◆ Work to do
Go through the data below and copy it exactly, skipping every picture.

◆ Input material
■ ■ ■ ■ ■

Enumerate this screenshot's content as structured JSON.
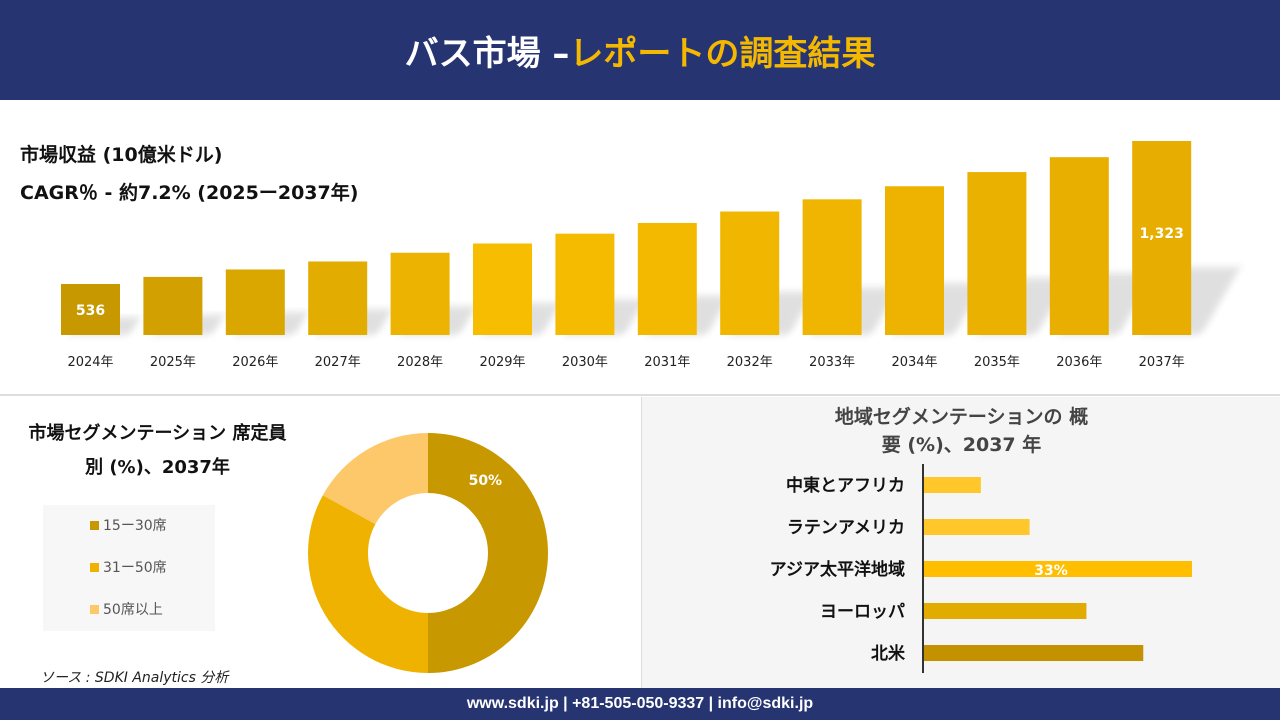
{
  "header": {
    "title_white": "バス市場 –",
    "title_accent": "レポートの調査結果"
  },
  "revenue": {
    "title": "市場収益 (10億米ドル)",
    "cagr": "CAGR％ - 約7.2% (2025ー2037年)"
  },
  "chart_data": [
    {
      "type": "bar",
      "categories": [
        "2024年",
        "2025年",
        "2026年",
        "2027年",
        "2028年",
        "2029年",
        "2030年",
        "2031年",
        "2032年",
        "2033年",
        "2034年",
        "2035年",
        "2036年",
        "2037年"
      ],
      "values": [
        536,
        575,
        616,
        660,
        708,
        759,
        813,
        872,
        935,
        1002,
        1074,
        1152,
        1234,
        1323
      ],
      "data_labels": {
        "0": "536",
        "13": "1,323"
      },
      "title": "市場収益 (10億米ドル)",
      "ylim": [
        256,
        1323
      ],
      "grid": false,
      "colors": [
        "#c89800",
        "#d2a000",
        "#daa600",
        "#e2ad00",
        "#ecb400",
        "#f7bd00",
        "#f5bb00",
        "#f3b900",
        "#f1b700",
        "#efb500",
        "#edb300",
        "#ebb100",
        "#e9af00",
        "#e7ad00"
      ]
    },
    {
      "type": "pie",
      "donut": true,
      "title": "市場セグメンテーション 席定員別 (%)、2037年",
      "categories": [
        "15ー30席",
        "31ー50席",
        "50席以上"
      ],
      "values": [
        50,
        33,
        17
      ],
      "data_labels": {
        "0": "50%"
      },
      "colors": [
        "#c89800",
        "#efb200",
        "#fdc86a"
      ],
      "legend": "left"
    },
    {
      "type": "bar",
      "orientation": "horizontal",
      "title": "地域セグメンテーションの 概要 (%)、2037 年",
      "categories": [
        "中東とアフリカ",
        "ラテンアメリカ",
        "アジア太平洋地域",
        "ヨーロッパ",
        "北米"
      ],
      "values": [
        7,
        13,
        33,
        20,
        27
      ],
      "data_labels": {
        "2": "33%"
      },
      "colors": [
        "#ffc72a",
        "#ffc72a",
        "#ffbf00",
        "#e2ab00",
        "#c49200"
      ]
    }
  ],
  "source": "ソース : SDKI Analytics 分析",
  "footer": "www.sdki.jp | +81-505-050-9337 | info@sdki.jp"
}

■ ■ ■ ■ ■

◆ Reply to the task
Enumerate this screenshot's content as structured JSON.
{
  "header": {
    "title_white": "バス市場 –",
    "title_accent": "レポートの調査結果"
  },
  "revenue": {
    "title": "市場収益 (10億米ドル)",
    "cagr": "CAGR％ - 約7.2% (2025ー2037年)"
  },
  "chart_data": [
    {
      "type": "bar",
      "categories": [
        "2024年",
        "2025年",
        "2026年",
        "2027年",
        "2028年",
        "2029年",
        "2030年",
        "2031年",
        "2032年",
        "2033年",
        "2034年",
        "2035年",
        "2036年",
        "2037年"
      ],
      "values": [
        536,
        575,
        616,
        660,
        708,
        759,
        813,
        872,
        935,
        1002,
        1074,
        1152,
        1234,
        1323
      ],
      "data_labels": {
        "0": "536",
        "13": "1,323"
      },
      "title": "市場収益 (10億米ドル)",
      "ylim": [
        256,
        1323
      ],
      "grid": false,
      "colors": [
        "#c89800",
        "#d2a000",
        "#daa600",
        "#e2ad00",
        "#ecb400",
        "#f7bd00",
        "#f5bb00",
        "#f3b900",
        "#f1b700",
        "#efb500",
        "#edb300",
        "#ebb100",
        "#e9af00",
        "#e7ad00"
      ]
    },
    {
      "type": "pie",
      "donut": true,
      "title": "市場セグメンテーション 席定員別 (%)、2037年",
      "categories": [
        "15ー30席",
        "31ー50席",
        "50席以上"
      ],
      "values": [
        50,
        33,
        17
      ],
      "data_labels": {
        "0": "50%"
      },
      "colors": [
        "#c89800",
        "#efb200",
        "#fdc86a"
      ],
      "legend": "left"
    },
    {
      "type": "bar",
      "orientation": "horizontal",
      "title": "地域セグメンテーションの 概要 (%)、2037 年",
      "categories": [
        "中東とアフリカ",
        "ラテンアメリカ",
        "アジア太平洋地域",
        "ヨーロッパ",
        "北米"
      ],
      "values": [
        7,
        13,
        33,
        20,
        27
      ],
      "data_labels": {
        "2": "33%"
      },
      "colors": [
        "#ffc72a",
        "#ffc72a",
        "#ffbf00",
        "#e2ab00",
        "#c49200"
      ]
    }
  ],
  "source": "ソース : SDKI Analytics 分析",
  "footer": "www.sdki.jp | +81-505-050-9337 | info@sdki.jp"
}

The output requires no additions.